--- Start EXTRACTED MATERIAL ---

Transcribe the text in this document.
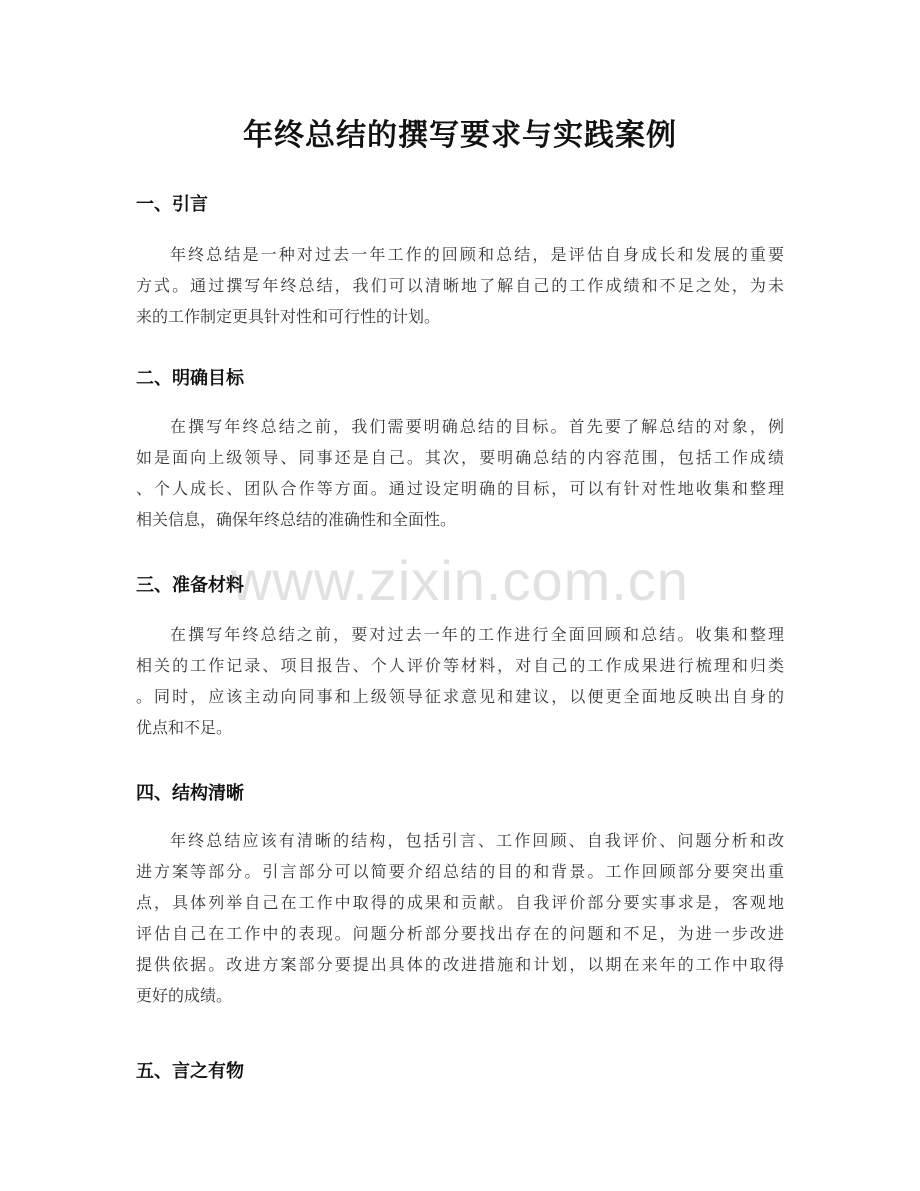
年终总结的撰写要求与实践案例
www.zixin.com.cn
一、引言

年终总结是一种对过去一年工作的回顾和总结，是评估自身成长和发展的重要
方式。通过撰写年终总结，我们可以清晰地了解自己的工作成绩和不足之处，为未
来的工作制定更具针对性和可行性的计划。

二、明确目标

在撰写年终总结之前，我们需要明确总结的目标。首先要了解总结的对象，例
如是面向上级领导、同事还是自己。其次，要明确总结的内容范围，包括工作成绩
、个人成长、团队合作等方面。通过设定明确的目标，可以有针对性地收集和整理
相关信息，确保年终总结的准确性和全面性。

三、准备材料

在撰写年终总结之前，要对过去一年的工作进行全面回顾和总结。收集和整理
相关的工作记录、项目报告、个人评价等材料，对自己的工作成果进行梳理和归类
。同时，应该主动向同事和上级领导征求意见和建议，以便更全面地反映出自身的
优点和不足。

四、结构清晰

年终总结应该有清晰的结构，包括引言、工作回顾、自我评价、问题分析和改
进方案等部分。引言部分可以简要介绍总结的目的和背景。工作回顾部分要突出重
点，具体列举自己在工作中取得的成果和贡献。自我评价部分要实事求是，客观地
评估自己在工作中的表现。问题分析部分要找出存在的问题和不足，为进一步改进
提供依据。改进方案部分要提出具体的改进措施和计划，以期在来年的工作中取得
更好的成绩。

五、言之有物
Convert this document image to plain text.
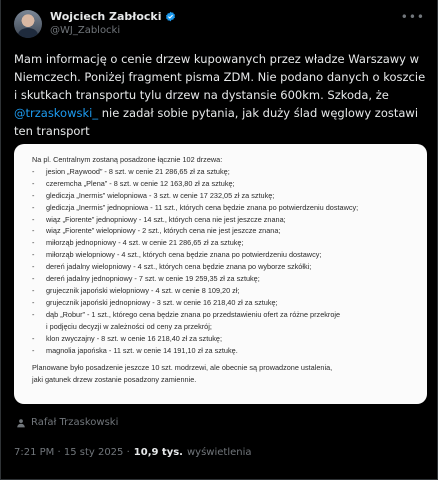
Wojciech Zabłocki
@WJ_Zablocki
•••
Mam informację o cenie drzew kupowanych przez władze Warszawy w Niemczech. Poniżej fragment pisma ZDM. Nie podano danych o koszcie i skutkach transportu tylu drzew na dystansie 600km. Szkoda, że @trzaskowski_ nie zadał sobie pytania, jak duży ślad węglowy zostawi ten transport
Na pl. Centralnym zostaną posadzone łącznie 102 drzewa:
- jesion „Raywood” - 8 szt. w cenie 21 286,65 zł za sztukę;
- czeremcha „Plena” - 8 szt. w cenie 12 163,80 zł za sztukę;
- glediczja „Inermis” wielopniowa - 3 szt. w cenie 17 232,05 zł za sztukę;
- glediczja „Inermis” jednopniowa - 11 szt., których cena będzie znana po potwierdzeniu dostawcy;
- wiąz „Fiorente” jednopniowy - 14 szt., których cena nie jest jeszcze znana;
- wiąz „Fiorente” wielopniowy - 2 szt., których cena nie jest jeszcze znana;
- miłorząb jednopniowy - 4 szt. w cenie 21 286,65 zł za sztukę;
- miłorząb wielopniowy - 4 szt., których cena będzie znana po potwierdzeniu dostawcy;
- dereń jadalny wielopniowy - 4 szt., których cena będzie znana po wyborze szkółki;
- dereń jadalny jednopniowy - 7 szt. w cenie 19 259,35 zł za sztukę;
- grujecznik japoński wielopniowy - 4 szt. w cenie 8 109,20 zł;
- grujecznik japoński jednopniowy - 3 szt. w cenie 16 218,40 zł za sztukę;
- dąb „Robur” - 1 szt., którego cena będzie znana po przedstawieniu ofert za różne przekroje
i podjęciu decyzji w zależności od ceny za przekrój;
- klon zwyczajny - 8 szt. w cenie 16 218,40 zł za sztukę;
- magnolia japońska - 11 szt. w cenie 14 191,10 zł za sztukę.
Planowane było posadzenie jeszcze 10 szt. modrzewi, ale obecnie są prowadzone ustalenia,
jaki gatunek drzew zostanie posadzony zamiennie.
Rafał Trzaskowski
7:21 PM · 15 sty 2025 · 10,9 tys. wyświetlenia
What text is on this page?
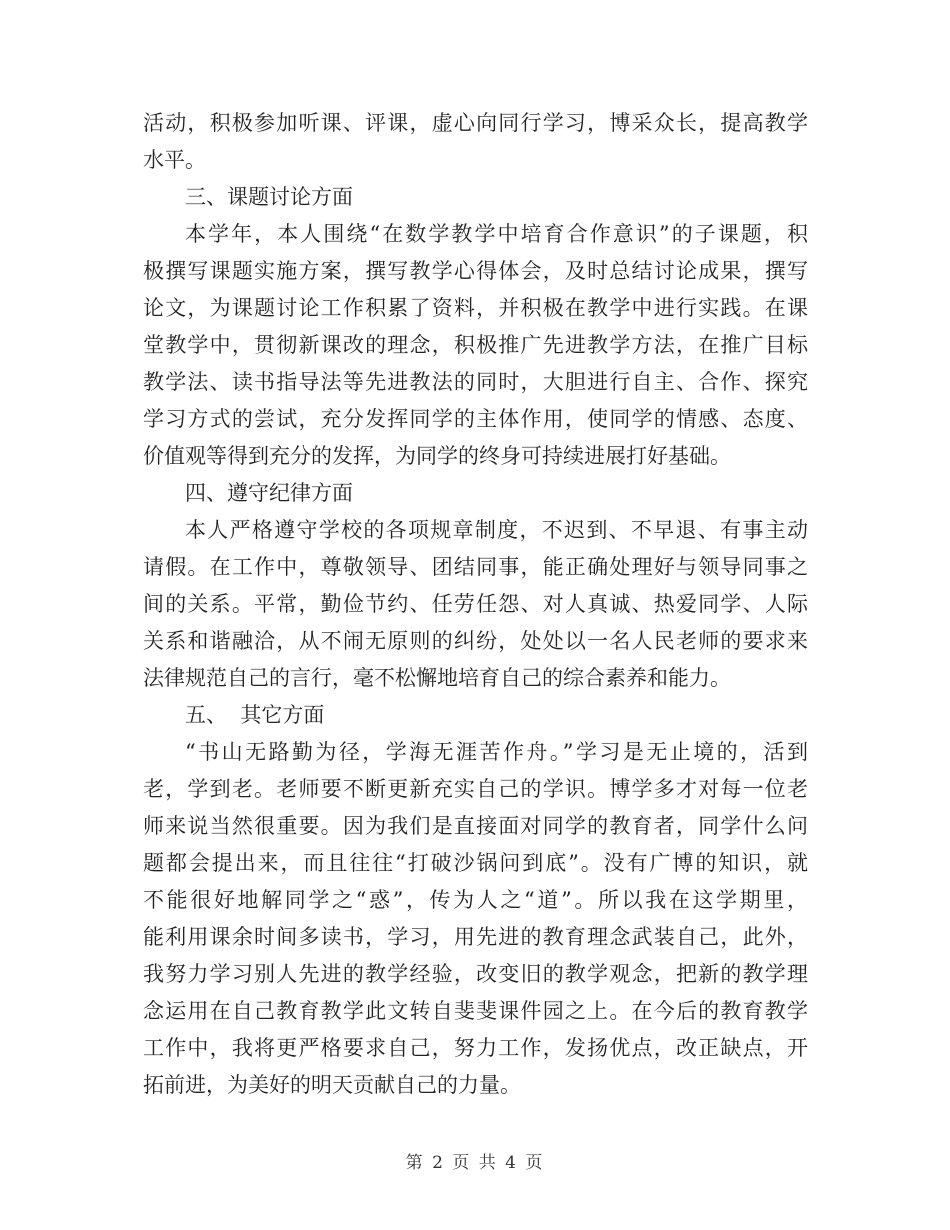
活动，积极参加听课、评课，虚心向同行学习，博采众长，提高教学
水平。
三、课题讨论方面
本学年，本人围绕“在数学教学中培育合作意识”的子课题，积
极撰写课题实施方案，撰写教学心得体会，及时总结讨论成果，撰写
论文，为课题讨论工作积累了资料，并积极在教学中进行实践。在课
堂教学中，贯彻新课改的理念，积极推广先进教学方法，在推广目标
教学法、读书指导法等先进教法的同时，大胆进行自主、合作、探究
学习方式的尝试，充分发挥同学的主体作用，使同学的情感、态度、
价值观等得到充分的发挥，为同学的终身可持续进展打好基础。
四、遵守纪律方面
本人严格遵守学校的各项规章制度，不迟到、不早退、有事主动
请假。在工作中，尊敬领导、团结同事，能正确处理好与领导同事之
间的关系。平常，勤俭节约、任劳任怨、对人真诚、热爱同学、人际
关系和谐融洽，从不闹无原则的纠纷，处处以一名人民老师的要求来
法律规范自己的言行，毫不松懈地培育自己的综合素养和能力。
五、  其它方面
“书山无路勤为径，学海无涯苦作舟。”学习是无止境的，活到
老，学到老。老师要不断更新充实自己的学识。博学多才对每一位老
师来说当然很重要。因为我们是直接面对同学的教育者，同学什么问
题都会提出来，而且往往“打破沙锅问到底”。没有广博的知识，就
不能很好地解同学之“惑”，传为人之“道”。所以我在这学期里，
能利用课余时间多读书，学习，用先进的教育理念武装自己，此外，
我努力学习别人先进的教学经验，改变旧的教学观念，把新的教学理
念运用在自己教育教学此文转自斐斐课件园之上。在今后的教育教学
工作中，我将更严格要求自己，努力工作，发扬优点，改正缺点，开
拓前进，为美好的明天贡献自己的力量。
第 2 页 共 4 页
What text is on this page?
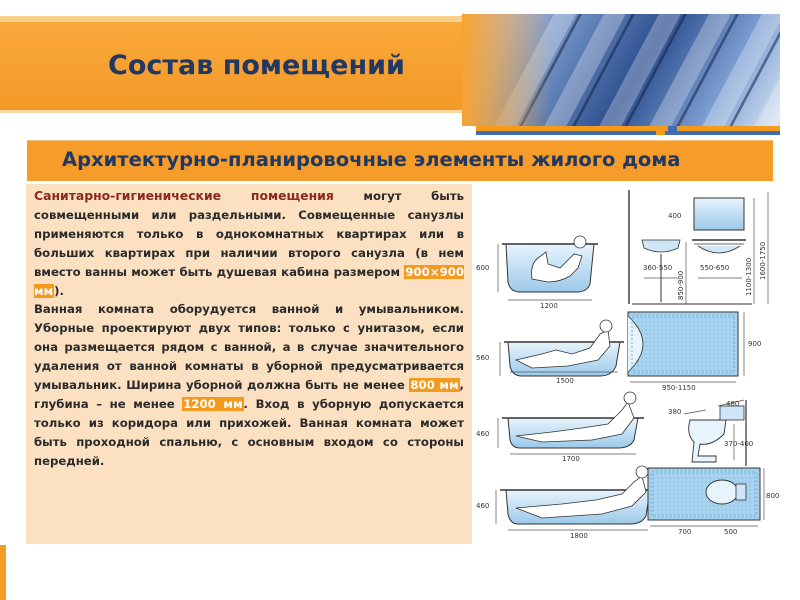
Состав помещений
Архитектурно-планировочные элементы жилого дома

Санитарно-гигиенические помещения могут быть совмещенными или раздельными. Совмещенные санузлы применяются только в однокомнатных квартирах или в больших квартирах при наличии второго санузла (в нем вместо ванны может быть душевая кабина размером 900×900 мм).
Ванная комната оборудуется ванной и умывальником. Уборные проектируют двух типов: только с унитазом, если она размещается рядом с ванной, а в случае значительного удаления от ванной комнаты в уборной предусматривается умывальник. Ширина уборной должна быть не менее 800 мм, глубина – не менее 1200 мм. Вход в уборную допускается только из коридора или прихожей. Ванная комната может быть проходной спальню, с основным входом со стороны передней.

600
1200
560
1500
460
1700
460
1800
400
360-550	550-650
850-900	1100-1300 1600-1750
950-1150
900
380
480
370-400
700	500
800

--- End EXTRACTED MATERIAL ---

■ STATED PROBLEM
Working from the entries above, return all lines that contain "dereń".

■ RIGHT ANSWER
- dereń jadalny wielopniowy - 4 szt., których cena będzie znana po wyborze szkółki;
- dereń jadalny jednopniowy - 7 szt. w cenie 19 259,35 zł za sztukę;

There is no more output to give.